§ WHAT IS NEEDED
Proceed with the article on Theresa May's shifting position on an early general election, continuing it from its final sentence.

§ SOURCE EXCERPT
Theresa May used to say an election would cause "instability". Now she says it's the only way to stop instability. So which is it?

 

From her first speech announcing her candidacy as Tory leader (and therefore prime minister), Theresa May has insisted - really, really insisted - that she did not plan to call a general election. It always seemed an odd position, as she lacked her own mandate and was stuck trying to juggle her own legislative agenda alongside the promises made by David Cameron and George Osborne. The Tories' lead in the polls also promised her an increased majority, making it easier to get legislation through the Commons.

But no - she repeatedly told the press - she would not seek an early election. Why? Because after the EU referendum, the UK needed a "period of stability". 

And why is she now calling an election? In order to "guarantee certainty and stability". 

Figure that one out if you can.

Anyway, for the record, let's take a trip down Memory Lane to appreciate how May was dead against an early election - until she wasn't. 

30 June 2016

"There should be no general election until 2020," said Theresa May when launching her Tory leadership campaign.

4 September 2016

Appearing on the BBC's flagship political show, May refused to answer Andrew Marr's suggestion that she must be "tempted" to hold an early election.

Andrew Marr: Now, we’ve talked about a possible Scottish referendum and we’ve talked about the timing of Article 50 and so on. Let me ask you about another election, which is the next general election. Because if you look at the polling - and a lot of people in your party are very excited about this – if you went to the country now you’d get a majority of something like 114 or 130. That seems a wonderful opportunity for you. Are you tempted in any way to all a snap election?

Theresa May: I think what’s important, particularly having had the referendum vote, is that we have a period of stability. So there’s a – a challenge ahead in ensuring that we make a success of coming out of the European Union. I think it’s important that we focus on that and the other reform agenda that I have for the country as we go forward. And we’ll be continuing the manifesto on which the Conservative government was elected in 2015, so I don’t think there’s a – a need for an election. I think the next election will be in 2020. 

AM: Let me make this very clear, because again it’s very important. Under current law the next election will be in 2020. No ifs, no buts, no snap elections, no changing the law. Under you, is that absolutely certain, that we’re not going to see an election before 2020? 

TM: I – I – I’m not going to be calling a snap election. I’ve been very clear that I think we need that period of time, that stability to be able to deal with the issues that the country is facing and have that election in 2020. 

1 October 2016

In an interview with the Sunday Times, May reiterated her belief that an election would cause "instability".

 

2 October 2016

A month later, Andrew Marr had another go at getting her to open up, but still no dice.

§ PROVIDED DATA
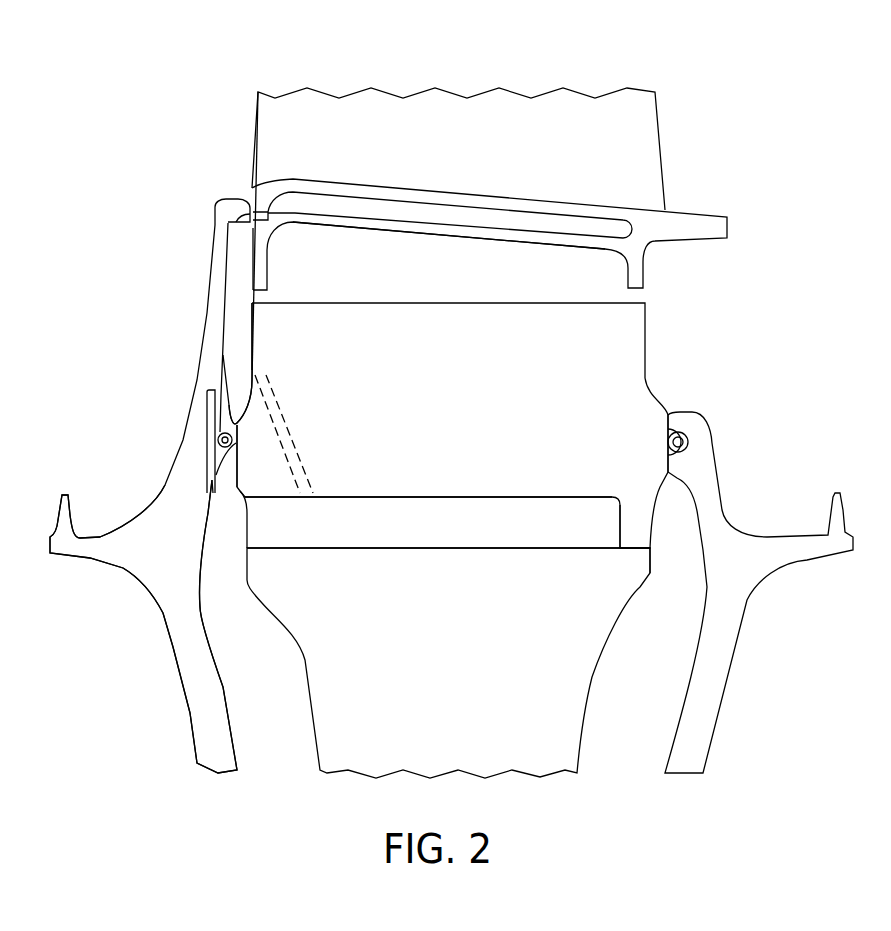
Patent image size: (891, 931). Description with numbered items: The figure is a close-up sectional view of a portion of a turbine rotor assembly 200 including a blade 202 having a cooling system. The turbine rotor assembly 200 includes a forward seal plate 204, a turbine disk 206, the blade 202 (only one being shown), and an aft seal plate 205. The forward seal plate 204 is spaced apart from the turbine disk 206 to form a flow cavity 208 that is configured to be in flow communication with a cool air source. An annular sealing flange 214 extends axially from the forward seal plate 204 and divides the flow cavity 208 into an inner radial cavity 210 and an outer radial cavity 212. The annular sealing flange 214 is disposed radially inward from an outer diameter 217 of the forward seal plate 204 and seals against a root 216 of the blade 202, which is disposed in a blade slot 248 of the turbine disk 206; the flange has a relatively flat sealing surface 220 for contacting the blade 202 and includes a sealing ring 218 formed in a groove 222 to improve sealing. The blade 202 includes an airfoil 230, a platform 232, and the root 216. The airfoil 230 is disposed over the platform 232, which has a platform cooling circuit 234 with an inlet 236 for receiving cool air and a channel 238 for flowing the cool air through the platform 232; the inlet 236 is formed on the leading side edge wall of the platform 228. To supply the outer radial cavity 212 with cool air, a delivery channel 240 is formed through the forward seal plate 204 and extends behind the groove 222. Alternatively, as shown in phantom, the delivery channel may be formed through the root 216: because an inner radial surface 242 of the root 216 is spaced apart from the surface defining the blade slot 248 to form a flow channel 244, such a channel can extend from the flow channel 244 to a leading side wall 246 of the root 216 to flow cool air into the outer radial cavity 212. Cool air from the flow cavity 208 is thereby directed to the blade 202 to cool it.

§ THE OUTPUT
Andrew Marr: It just seems to me in terms of the brutal politics, there are lots of opposition MPs who for their own reason might want to vote this down and there are a lot of Tories on the so called soft Brexit argument who might want to vote it down. You may well not be able to get this through, and if you can’t, isn’t that the trigger for another General Election? I know you’ve been through this, we’ve been talking about this before.

Theresa May: Well, Andrew, let’s just look – as I’ve just said, when parliament voted for a referendum on staying in the European Union, parliament voted six to one to say to the British people this is your choice. We’re going to ask you this question. You give us your voice. The British people have determined that we will leave the European Union and I think anybody who’s looking at this Repeal Bill, which will repeal the European Communities Act, will make us that independent sovereign nation once again, able to determine our own laws, anybody looking at that should remember that this is about delivering for the British people. And it’s – to me it’s not just about leaving the EU, it’s about that essential question of the trust that people can have in their politicians. The people have spoken, we will deliver on that.

7 March 2017

"It's not going to happen. It's not something she plans to do or wishes to do," says the prime minister's spokesman, after William Hague writes a column suggesting a snap election will give May a mandate for Brexit negotiations. 

30 March 2017

"There isn’t going to be one. It isn’t going to happen. There is not going to be a general election," said the prime minister's spokesman

18 April 2017

"Since I became Prime Minister I have said there should be no election until 2020 but now I have concluded that the only way to guarantee certainty and stability for the years ahead is to hold this election and seek your support for the decisions I must take," said Theresa May this morning. 

What - cough 20 point poll lead cough - could possibly have changed her mind?

I'm a mole, innit.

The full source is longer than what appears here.